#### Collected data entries

§ §

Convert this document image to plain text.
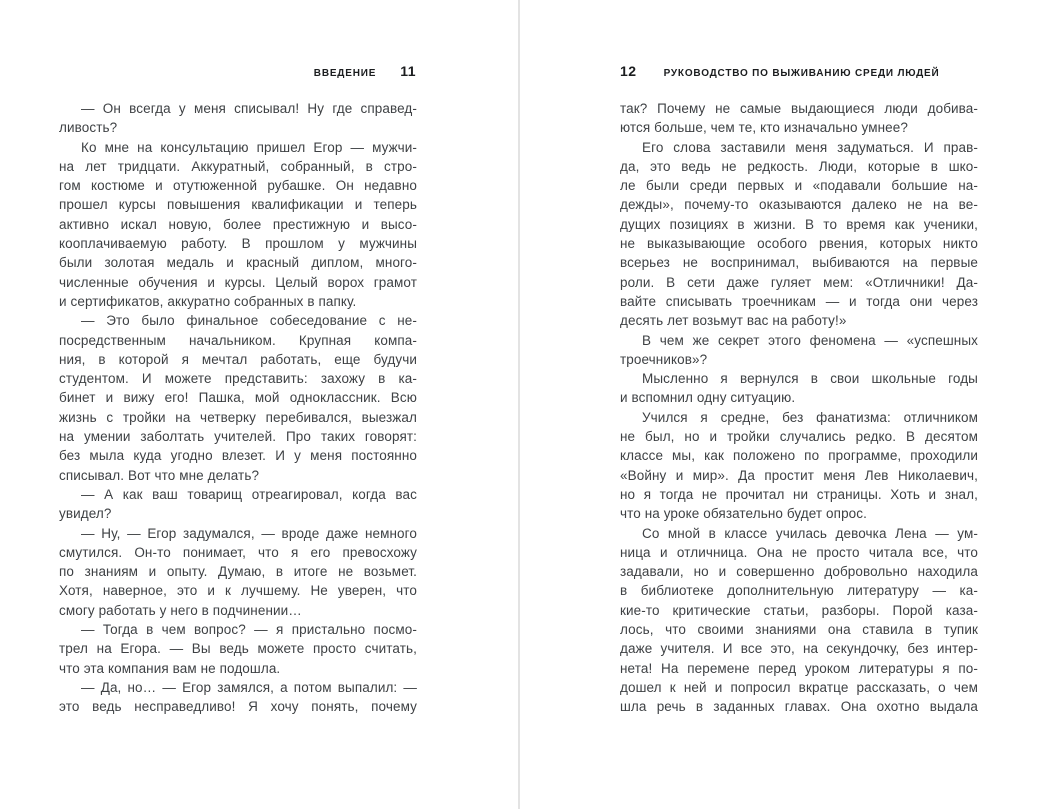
ВВЕДЕНИЕ 11
— Он всегда у меня списывал! Ну где справед-
ливость?
Ко мне на консультацию пришел Егор — мужчи-
на лет тридцати. Аккуратный, собранный, в стро-
гом костюме и отутюженной рубашке. Он недавно
прошел курсы повышения квалификации и теперь
активно искал новую, более престижную и высо-
кооплачиваемую работу. В прошлом у мужчины
были золотая медаль и красный диплом, много-
численные обучения и курсы. Целый ворох грамот
и сертификатов, аккуратно собранных в папку.
— Это было финальное собеседование с не-
посредственным начальником. Крупная компа-
ния, в которой я мечтал работать, еще будучи
студентом. И можете представить: захожу в ка-
бинет и вижу его! Пашка, мой одноклассник. Всю
жизнь с тройки на четверку перебивался, выезжал
на умении заболтать учителей. Про таких говорят:
без мыла куда угодно влезет. И у меня постоянно
списывал. Вот что мне делать?
— А как ваш товарищ отреагировал, когда вас
увидел?
— Ну, — Егор задумался, — вроде даже немного
смутился. Он-то понимает, что я его превосхожу
по знаниям и опыту. Думаю, в итоге не возьмет.
Хотя, наверное, это и к лучшему. Не уверен, что
смогу работать у него в подчинении…
— Тогда в чем вопрос? — я пристально посмо-
трел на Егора. — Вы ведь можете просто считать,
что эта компания вам не подошла.
— Да, но… — Егор замялся, а потом выпалил: —
это ведь несправедливо! Я хочу понять, почему
12	РУКОВОДСТВО ПО ВЫЖИВАНИЮ СРЕДИ ЛЮДЕЙ
так? Почему не самые выдающиеся люди добива-
ются больше, чем те, кто изначально умнее?
Его слова заставили меня задуматься. И прав-
да, это ведь не редкость. Люди, которые в шко-
ле были среди первых и «подавали большие на-
дежды», почему-то оказываются далеко не на ве-
дущих позициях в жизни. В то время как ученики,
не выказывающие особого рвения, которых никто
всерьез не воспринимал, выбиваются на первые
роли. В сети даже гуляет мем: «Отличники! Да-
вайте списывать троечникам — и тогда они через
десять лет возьмут вас на работу!»
В чем же секрет этого феномена — «успешных
троечников»?
Мысленно я вернулся в свои школьные годы
и вспомнил одну ситуацию.
Учился я средне, без фанатизма: отличником
не был, но и тройки случались редко. В десятом
классе мы, как положено по программе, проходили
«Войну и мир». Да простит меня Лев Николаевич,
но я тогда не прочитал ни страницы. Хоть и знал,
что на уроке обязательно будет опрос.
Со мной в классе училась девочка Лена — ум-
ница и отличница. Она не просто читала все, что
задавали, но и совершенно добровольно находила
в библиотеке дополнительную литературу — ка-
кие-то критические статьи, разборы. Порой каза-
лось, что своими знаниями она ставила в тупик
даже учителя. И все это, на секундочку, без интер-
нета! На перемене перед уроком литературы я по-
дошел к ней и попросил вкратце рассказать, о чем
шла речь в заданных главах. Она охотно выдала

§ §

#### Exercise requirements
The answer must consist solely of the number of lines in the entries that contain the word "можете".

#### Problem solution
2